## Description of the task
Keep the pictures out of the copy and print all the entries below exactly.

## Provided material
Start

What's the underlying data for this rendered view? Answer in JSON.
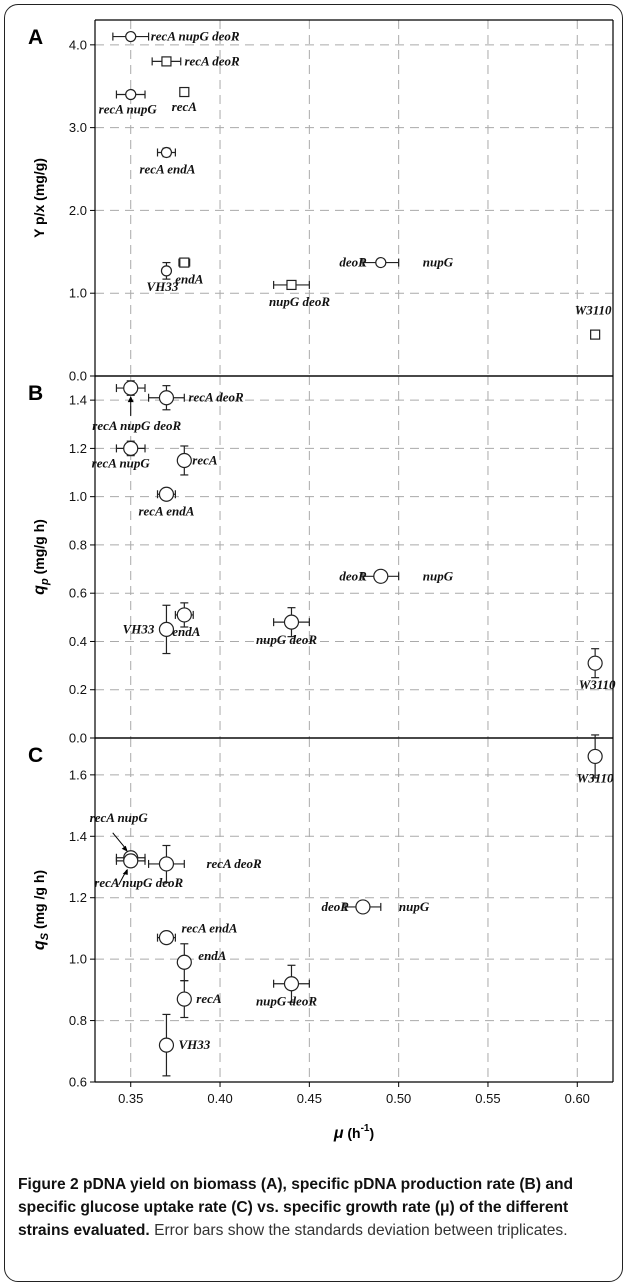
{
  "chart_data": [
    {
      "type": "scatter",
      "panel_label": "A",
      "ylabel": "Y p/x (mg/g)",
      "ylim": [
        0,
        4.3
      ],
      "yticks": [
        "0.0",
        "1.0",
        "2.0",
        "3.0",
        "4.0"
      ],
      "ytick_values": [
        0,
        1,
        2,
        3,
        4
      ],
      "grid": true,
      "points": [
        {
          "label": "recA nupG deoR",
          "x": 0.35,
          "y": 4.1,
          "xerr": 0.01,
          "yerr": 0.03,
          "marker": "circle"
        },
        {
          "label": "recA deoR",
          "x": 0.37,
          "y": 3.8,
          "xerr": 0.008,
          "yerr": 0.05,
          "marker": "square"
        },
        {
          "label": "recA nupG",
          "x": 0.35,
          "y": 3.4,
          "xerr": 0.008,
          "yerr": 0.04,
          "marker": "circle"
        },
        {
          "label": "recA",
          "x": 0.38,
          "y": 3.43,
          "xerr": 0.002,
          "yerr": 0.05,
          "marker": "square"
        },
        {
          "label": "recA endA",
          "x": 0.37,
          "y": 2.7,
          "xerr": 0.005,
          "yerr": 0.05,
          "marker": "circle"
        },
        {
          "label": "VH33",
          "x": 0.37,
          "y": 1.27,
          "xerr": 0.0,
          "yerr": 0.1,
          "marker": "circle"
        },
        {
          "label": "endA",
          "x": 0.38,
          "y": 1.37,
          "xerr": 0.003,
          "yerr": 0.05,
          "marker": "square"
        },
        {
          "label": "nupG deoR",
          "x": 0.44,
          "y": 1.1,
          "xerr": 0.01,
          "yerr": 0.05,
          "marker": "square"
        },
        {
          "label": "deoR",
          "x": 0.49,
          "y": 1.37,
          "xerr": 0.01,
          "yerr": 0.04,
          "marker": "circle"
        },
        {
          "label": "nupG",
          "x": 0.49,
          "y": 1.37,
          "xerr": 0.0,
          "yerr": 0.0,
          "marker": "none"
        },
        {
          "label": "W3110",
          "x": 0.61,
          "y": 0.5,
          "xerr": 0.0,
          "yerr": 0.05,
          "marker": "square"
        }
      ]
    },
    {
      "type": "scatter",
      "panel_label": "B",
      "ylabel_main": "q",
      "ylabel_sub": "p",
      "ylabel_rest": " (mg/g h)",
      "ylim": [
        0,
        1.5
      ],
      "yticks": [
        "0.0",
        "0.2",
        "0.4",
        "0.6",
        "0.8",
        "1.0",
        "1.2",
        "1.4"
      ],
      "ytick_values": [
        0,
        0.2,
        0.4,
        0.6,
        0.8,
        1.0,
        1.2,
        1.4
      ],
      "grid": true,
      "points": [
        {
          "label": "recA nupG deoR",
          "x": 0.35,
          "y": 1.45,
          "xerr": 0.008,
          "yerr": 0.03,
          "marker": "circle"
        },
        {
          "label": "recA deoR",
          "x": 0.37,
          "y": 1.41,
          "xerr": 0.01,
          "yerr": 0.05,
          "marker": "circle"
        },
        {
          "label": "recA nupG",
          "x": 0.35,
          "y": 1.2,
          "xerr": 0.008,
          "yerr": 0.03,
          "marker": "circle"
        },
        {
          "label": "recA",
          "x": 0.38,
          "y": 1.15,
          "xerr": 0.0,
          "yerr": 0.06,
          "marker": "circle"
        },
        {
          "label": "recA endA",
          "x": 0.37,
          "y": 1.01,
          "xerr": 0.005,
          "yerr": 0.01,
          "marker": "circle"
        },
        {
          "label": "VH33",
          "x": 0.37,
          "y": 0.45,
          "xerr": 0.0,
          "yerr": 0.1,
          "marker": "circle"
        },
        {
          "label": "endA",
          "x": 0.38,
          "y": 0.51,
          "xerr": 0.005,
          "yerr": 0.05,
          "marker": "circle"
        },
        {
          "label": "nupG deoR",
          "x": 0.44,
          "y": 0.48,
          "xerr": 0.01,
          "yerr": 0.06,
          "marker": "circle"
        },
        {
          "label": "deoR",
          "x": 0.49,
          "y": 0.67,
          "xerr": 0.01,
          "yerr": 0.02,
          "marker": "circle"
        },
        {
          "label": "nupG",
          "x": 0.49,
          "y": 0.67,
          "xerr": 0.0,
          "yerr": 0.0,
          "marker": "none"
        },
        {
          "label": "W3110",
          "x": 0.61,
          "y": 0.31,
          "xerr": 0.0,
          "yerr": 0.06,
          "marker": "circle"
        }
      ]
    },
    {
      "type": "scatter",
      "panel_label": "C",
      "ylabel_main": "q",
      "ylabel_sub": "S",
      "ylabel_rest": " (mg /g h)",
      "ylim": [
        0.6,
        1.72
      ],
      "yticks": [
        "0.6",
        "0.8",
        "1.0",
        "1.2",
        "1.4",
        "1.6"
      ],
      "ytick_values": [
        0.6,
        0.8,
        1.0,
        1.2,
        1.4,
        1.6
      ],
      "xlabel_main": "μ",
      "xlabel_rest": " (h",
      "xlabel_sup": "-1",
      "xlabel_end": ")",
      "xlim": [
        0.33,
        0.62
      ],
      "xticks": [
        "0.35",
        "0.40",
        "0.45",
        "0.50",
        "0.55",
        "0.60"
      ],
      "xtick_values": [
        0.35,
        0.4,
        0.45,
        0.5,
        0.55,
        0.6
      ],
      "grid": true,
      "points": [
        {
          "label": "W3110",
          "x": 0.61,
          "y": 1.66,
          "xerr": 0.0,
          "yerr": 0.07,
          "marker": "circle"
        },
        {
          "label": "recA nupG",
          "x": 0.35,
          "y": 1.33,
          "xerr": 0.008,
          "yerr": 0.02,
          "marker": "circle"
        },
        {
          "label": "recA nupG deoR",
          "x": 0.35,
          "y": 1.32,
          "xerr": 0.008,
          "yerr": 0.02,
          "marker": "circle"
        },
        {
          "label": "recA deoR",
          "x": 0.37,
          "y": 1.31,
          "xerr": 0.01,
          "yerr": 0.06,
          "marker": "circle"
        },
        {
          "label": "deoR",
          "x": 0.48,
          "y": 1.17,
          "xerr": 0.01,
          "yerr": 0.01,
          "marker": "circle"
        },
        {
          "label": "nupG",
          "x": 0.48,
          "y": 1.17,
          "xerr": 0.0,
          "yerr": 0.0,
          "marker": "none"
        },
        {
          "label": "recA endA",
          "x": 0.37,
          "y": 1.07,
          "xerr": 0.005,
          "yerr": 0.01,
          "marker": "circle"
        },
        {
          "label": "endA",
          "x": 0.38,
          "y": 0.99,
          "xerr": 0.0,
          "yerr": 0.06,
          "marker": "circle"
        },
        {
          "label": "nupG deoR",
          "x": 0.44,
          "y": 0.92,
          "xerr": 0.01,
          "yerr": 0.06,
          "marker": "circle"
        },
        {
          "label": "recA",
          "x": 0.38,
          "y": 0.87,
          "xerr": 0.0,
          "yerr": 0.06,
          "marker": "circle"
        },
        {
          "label": "VH33",
          "x": 0.37,
          "y": 0.72,
          "xerr": 0.0,
          "yerr": 0.1,
          "marker": "circle"
        }
      ]
    }
  ],
  "caption": {
    "bold": "Figure 2 pDNA yield on biomass (A), specific pDNA production rate (B) and specific glucose uptake rate (C) vs. specific growth rate (μ) of the different strains evaluated.",
    "plain": " Error bars show the standards deviation between triplicates."
  }
}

End

## Complete answer
What's the underlying data for this rendered view? Answer in JSON.
{
  "chart_data": [
    {
      "type": "scatter",
      "panel_label": "A",
      "ylabel": "Y p/x (mg/g)",
      "ylim": [
        0,
        4.3
      ],
      "yticks": [
        "0.0",
        "1.0",
        "2.0",
        "3.0",
        "4.0"
      ],
      "ytick_values": [
        0,
        1,
        2,
        3,
        4
      ],
      "grid": true,
      "points": [
        {
          "label": "recA nupG deoR",
          "x": 0.35,
          "y": 4.1,
          "xerr": 0.01,
          "yerr": 0.03,
          "marker": "circle"
        },
        {
          "label": "recA deoR",
          "x": 0.37,
          "y": 3.8,
          "xerr": 0.008,
          "yerr": 0.05,
          "marker": "square"
        },
        {
          "label": "recA nupG",
          "x": 0.35,
          "y": 3.4,
          "xerr": 0.008,
          "yerr": 0.04,
          "marker": "circle"
        },
        {
          "label": "recA",
          "x": 0.38,
          "y": 3.43,
          "xerr": 0.002,
          "yerr": 0.05,
          "marker": "square"
        },
        {
          "label": "recA endA",
          "x": 0.37,
          "y": 2.7,
          "xerr": 0.005,
          "yerr": 0.05,
          "marker": "circle"
        },
        {
          "label": "VH33",
          "x": 0.37,
          "y": 1.27,
          "xerr": 0.0,
          "yerr": 0.1,
          "marker": "circle"
        },
        {
          "label": "endA",
          "x": 0.38,
          "y": 1.37,
          "xerr": 0.003,
          "yerr": 0.05,
          "marker": "square"
        },
        {
          "label": "nupG deoR",
          "x": 0.44,
          "y": 1.1,
          "xerr": 0.01,
          "yerr": 0.05,
          "marker": "square"
        },
        {
          "label": "deoR",
          "x": 0.49,
          "y": 1.37,
          "xerr": 0.01,
          "yerr": 0.04,
          "marker": "circle"
        },
        {
          "label": "nupG",
          "x": 0.49,
          "y": 1.37,
          "xerr": 0.0,
          "yerr": 0.0,
          "marker": "none"
        },
        {
          "label": "W3110",
          "x": 0.61,
          "y": 0.5,
          "xerr": 0.0,
          "yerr": 0.05,
          "marker": "square"
        }
      ]
    },
    {
      "type": "scatter",
      "panel_label": "B",
      "ylabel_main": "q",
      "ylabel_sub": "p",
      "ylabel_rest": " (mg/g h)",
      "ylim": [
        0,
        1.5
      ],
      "yticks": [
        "0.0",
        "0.2",
        "0.4",
        "0.6",
        "0.8",
        "1.0",
        "1.2",
        "1.4"
      ],
      "ytick_values": [
        0,
        0.2,
        0.4,
        0.6,
        0.8,
        1.0,
        1.2,
        1.4
      ],
      "grid": true,
      "points": [
        {
          "label": "recA nupG deoR",
          "x": 0.35,
          "y": 1.45,
          "xerr": 0.008,
          "yerr": 0.03,
          "marker": "circle"
        },
        {
          "label": "recA deoR",
          "x": 0.37,
          "y": 1.41,
          "xerr": 0.01,
          "yerr": 0.05,
          "marker": "circle"
        },
        {
          "label": "recA nupG",
          "x": 0.35,
          "y": 1.2,
          "xerr": 0.008,
          "yerr": 0.03,
          "marker": "circle"
        },
        {
          "label": "recA",
          "x": 0.38,
          "y": 1.15,
          "xerr": 0.0,
          "yerr": 0.06,
          "marker": "circle"
        },
        {
          "label": "recA endA",
          "x": 0.37,
          "y": 1.01,
          "xerr": 0.005,
          "yerr": 0.01,
          "marker": "circle"
        },
        {
          "label": "VH33",
          "x": 0.37,
          "y": 0.45,
          "xerr": 0.0,
          "yerr": 0.1,
          "marker": "circle"
        },
        {
          "label": "endA",
          "x": 0.38,
          "y": 0.51,
          "xerr": 0.005,
          "yerr": 0.05,
          "marker": "circle"
        },
        {
          "label": "nupG deoR",
          "x": 0.44,
          "y": 0.48,
          "xerr": 0.01,
          "yerr": 0.06,
          "marker": "circle"
        },
        {
          "label": "deoR",
          "x": 0.49,
          "y": 0.67,
          "xerr": 0.01,
          "yerr": 0.02,
          "marker": "circle"
        },
        {
          "label": "nupG",
          "x": 0.49,
          "y": 0.67,
          "xerr": 0.0,
          "yerr": 0.0,
          "marker": "none"
        },
        {
          "label": "W3110",
          "x": 0.61,
          "y": 0.31,
          "xerr": 0.0,
          "yerr": 0.06,
          "marker": "circle"
        }
      ]
    },
    {
      "type": "scatter",
      "panel_label": "C",
      "ylabel_main": "q",
      "ylabel_sub": "S",
      "ylabel_rest": " (mg /g h)",
      "ylim": [
        0.6,
        1.72
      ],
      "yticks": [
        "0.6",
        "0.8",
        "1.0",
        "1.2",
        "1.4",
        "1.6"
      ],
      "ytick_values": [
        0.6,
        0.8,
        1.0,
        1.2,
        1.4,
        1.6
      ],
      "xlabel_main": "μ",
      "xlabel_rest": " (h",
      "xlabel_sup": "-1",
      "xlabel_end": ")",
      "xlim": [
        0.33,
        0.62
      ],
      "xticks": [
        "0.35",
        "0.40",
        "0.45",
        "0.50",
        "0.55",
        "0.60"
      ],
      "xtick_values": [
        0.35,
        0.4,
        0.45,
        0.5,
        0.55,
        0.6
      ],
      "grid": true,
      "points": [
        {
          "label": "W3110",
          "x": 0.61,
          "y": 1.66,
          "xerr": 0.0,
          "yerr": 0.07,
          "marker": "circle"
        },
        {
          "label": "recA nupG",
          "x": 0.35,
          "y": 1.33,
          "xerr": 0.008,
          "yerr": 0.02,
          "marker": "circle"
        },
        {
          "label": "recA nupG deoR",
          "x": 0.35,
          "y": 1.32,
          "xerr": 0.008,
          "yerr": 0.02,
          "marker": "circle"
        },
        {
          "label": "recA deoR",
          "x": 0.37,
          "y": 1.31,
          "xerr": 0.01,
          "yerr": 0.06,
          "marker": "circle"
        },
        {
          "label": "deoR",
          "x": 0.48,
          "y": 1.17,
          "xerr": 0.01,
          "yerr": 0.01,
          "marker": "circle"
        },
        {
          "label": "nupG",
          "x": 0.48,
          "y": 1.17,
          "xerr": 0.0,
          "yerr": 0.0,
          "marker": "none"
        },
        {
          "label": "recA endA",
          "x": 0.37,
          "y": 1.07,
          "xerr": 0.005,
          "yerr": 0.01,
          "marker": "circle"
        },
        {
          "label": "endA",
          "x": 0.38,
          "y": 0.99,
          "xerr": 0.0,
          "yerr": 0.06,
          "marker": "circle"
        },
        {
          "label": "nupG deoR",
          "x": 0.44,
          "y": 0.92,
          "xerr": 0.01,
          "yerr": 0.06,
          "marker": "circle"
        },
        {
          "label": "recA",
          "x": 0.38,
          "y": 0.87,
          "xerr": 0.0,
          "yerr": 0.06,
          "marker": "circle"
        },
        {
          "label": "VH33",
          "x": 0.37,
          "y": 0.72,
          "xerr": 0.0,
          "yerr": 0.1,
          "marker": "circle"
        }
      ]
    }
  ],
  "caption": {
    "bold": "Figure 2 pDNA yield on biomass (A), specific pDNA production rate (B) and specific glucose uptake rate (C) vs. specific growth rate (μ) of the different strains evaluated.",
    "plain": " Error bars show the standards deviation between triplicates."
  }
}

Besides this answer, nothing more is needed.